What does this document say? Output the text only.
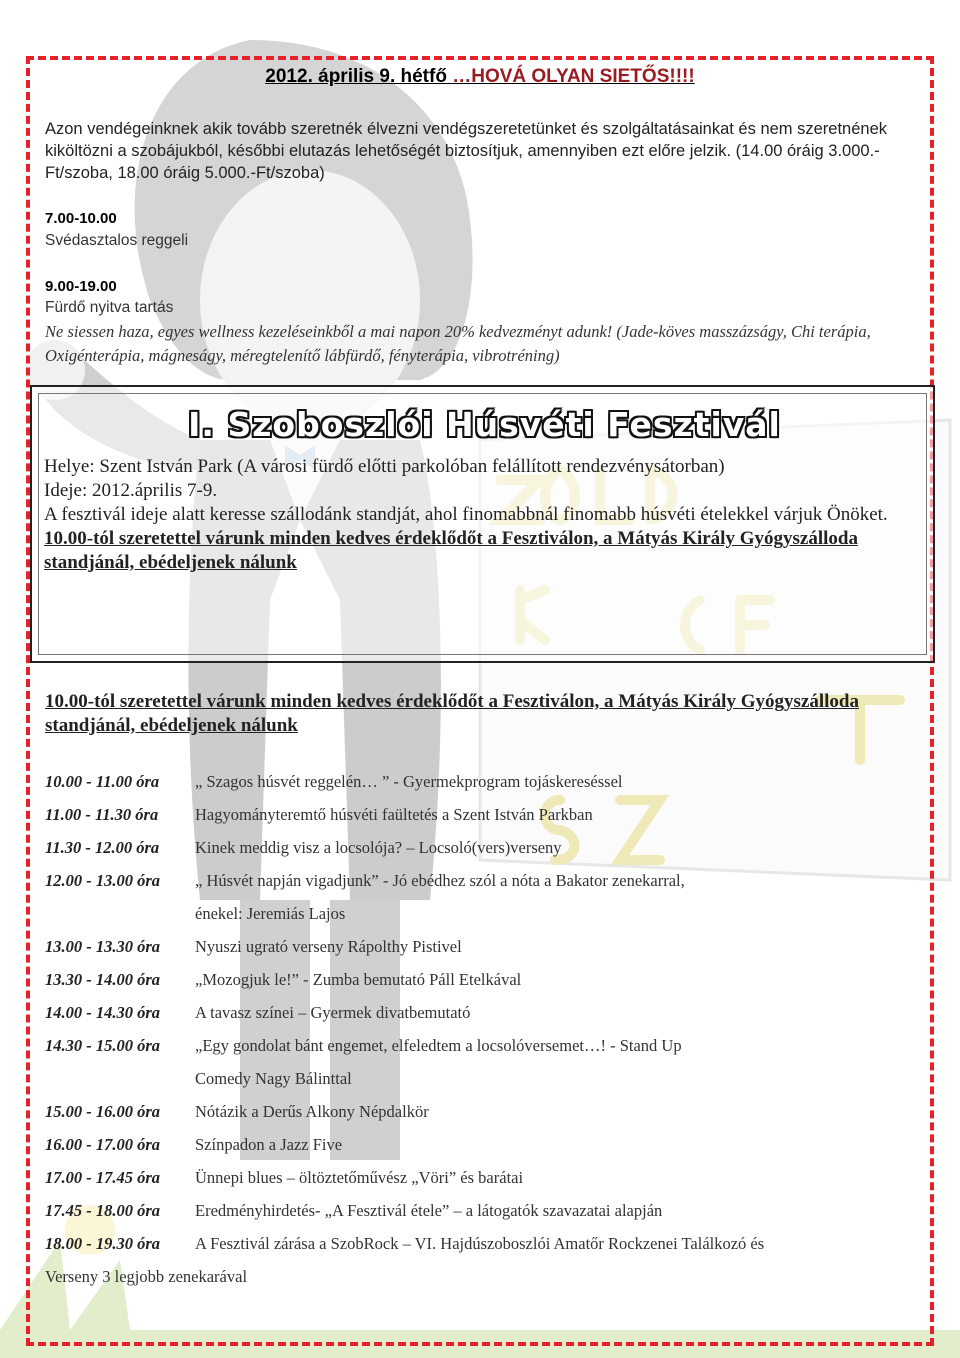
2012. április 9. hétfő …HOVÁ OLYAN SIETŐS!!!!
Azon vendégeinknek akik tovább szeretnék élvezni vendégszeretetünket és szolgáltatásainkat és nem szeretnének kiköltözni a szobájukból, későbbi elutazás lehetőségét biztosítjuk, amennyiben ezt előre jelzik. (14.00 óráig 3.000.-Ft/szoba, 18.00 óráig 5.000.-Ft/szoba)
7.00-10.00
Svédasztalos reggeli
9.00-19.00
Fürdő nyitva tartás
Ne siessen haza, egyes wellness kezeléseinkből a mai napon 20% kedvezményt adunk! (Jade-köves masszázságy, Chi terápia, Oxigénterápia, mágneságy, méregtelenítő lábfürdő, fényterápia, vibrotréning)
I. Szoboszlói Húsvéti Fesztivál
Helye: Szent István Park (A városi fürdő előtti parkolóban felállított rendezvénysátorban)
Ideje: 2012.április 7-9.
A fesztivál ideje alatt keresse szállodánk standját, ahol finomabbnál finomabb húsvéti ételekkel várjuk Önöket.
10.00-tól szeretettel várunk minden kedves érdeklődőt a Fesztiválon, a Mátyás Király Gyógyszálloda standjánál, ebédeljenek nálunk
10.00-tól szeretettel várunk minden kedves érdeklődőt a Fesztiválon, a Mátyás Király Gyógyszálloda standjánál, ebédeljenek nálunk
10.00 - 11.00 óra „ Szagos húsvét reggelén… ” - Gyermekprogram tojáskereséssel
11.00 - 11.30 óra Hagyományteremtő húsvéti faültetés a Szent István Parkban
11.30 - 12.00 óra Kinek meddig visz a locsolója? – Locsoló(vers)verseny
12.00 - 13.00 óra „ Húsvét napján vigadjunk” - Jó ebédhez szól a nóta a Bakator zenekarral,
énekel: Jeremiás Lajos
13.00 - 13.30 óra Nyuszi ugrató verseny Rápolthy Pistivel
13.30 - 14.00 óra „Mozogjuk le!” - Zumba bemutató Páll Etelkával
14.00 - 14.30 óra A tavasz színei – Gyermek divatbemutató
14.30 - 15.00 óra „Egy gondolat bánt engemet, elfeledtem a locsolóversemet…! - Stand Up
Comedy Nagy Bálinttal
15.00 - 16.00 óra Nótázik a Derűs Alkony Népdalkör
16.00 - 17.00 óra Színpadon a Jazz Five
17.00 - 17.45 óra Ünnepi blues – öltöztetőművész „Vöri” és barátai
17.45 - 18.00 óra Eredményhirdetés- „A Fesztivál étele” – a látogatók szavazatai alapján
18.00 - 19.30 óra A Fesztivál zárása a SzobRock – VI. Hajdúszoboszlói Amatőr Rockzenei Találkozó és
Verseny 3 legjobb zenekarával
==================================================
(Given request) Print the entries above exactly, taking out only the pictures.

(Output of the task)
What does this document say? Output the text only.
2012. április 9. hétfő …HOVÁ OLYAN SIETŐS!!!!
Azon vendégeinknek akik tovább szeretnék élvezni vendégszeretetünket és szolgáltatásainkat és nem szeretnének kiköltözni a szobájukból, későbbi elutazás lehetőségét biztosítjuk, amennyiben ezt előre jelzik. (14.00 óráig 3.000.-Ft/szoba, 18.00 óráig 5.000.-Ft/szoba)
7.00-10.00
Svédasztalos reggeli
9.00-19.00
Fürdő nyitva tartás
Ne siessen haza, egyes wellness kezeléseinkből a mai napon 20% kedvezményt adunk! (Jade-köves masszázságy, Chi terápia, Oxigénterápia, mágneságy, méregtelenítő lábfürdő, fényterápia, vibrotréning)
I. Szoboszlói Húsvéti Fesztivál
Helye: Szent István Park (A városi fürdő előtti parkolóban felállított rendezvénysátorban)
Ideje: 2012.április 7-9.
A fesztivál ideje alatt keresse szállodánk standját, ahol finomabbnál finomabb húsvéti ételekkel várjuk Önöket.
10.00-tól szeretettel várunk minden kedves érdeklődőt a Fesztiválon, a Mátyás Király Gyógyszálloda standjánál, ebédeljenek nálunk
10.00-tól szeretettel várunk minden kedves érdeklődőt a Fesztiválon, a Mátyás Király Gyógyszálloda standjánál, ebédeljenek nálunk
10.00 - 11.00 óra „ Szagos húsvét reggelén… ” - Gyermekprogram tojáskereséssel
11.00 - 11.30 óra Hagyományteremtő húsvéti faültetés a Szent István Parkban
11.30 - 12.00 óra Kinek meddig visz a locsolója? – Locsoló(vers)verseny
12.00 - 13.00 óra „ Húsvét napján vigadjunk” - Jó ebédhez szól a nóta a Bakator zenekarral,
énekel: Jeremiás Lajos
13.00 - 13.30 óra Nyuszi ugrató verseny Rápolthy Pistivel
13.30 - 14.00 óra „Mozogjuk le!” - Zumba bemutató Páll Etelkával
14.00 - 14.30 óra A tavasz színei – Gyermek divatbemutató
14.30 - 15.00 óra „Egy gondolat bánt engemet, elfeledtem a locsolóversemet…! - Stand Up
Comedy Nagy Bálinttal
15.00 - 16.00 óra Nótázik a Derűs Alkony Népdalkör
16.00 - 17.00 óra Színpadon a Jazz Five
17.00 - 17.45 óra Ünnepi blues – öltöztetőművész „Vöri” és barátai
17.45 - 18.00 óra Eredményhirdetés- „A Fesztivál étele” – a látogatók szavazatai alapján
18.00 - 19.30 óra A Fesztivál zárása a SzobRock – VI. Hajdúszoboszlói Amatőr Rockzenei Találkozó és
Verseny 3 legjobb zenekarával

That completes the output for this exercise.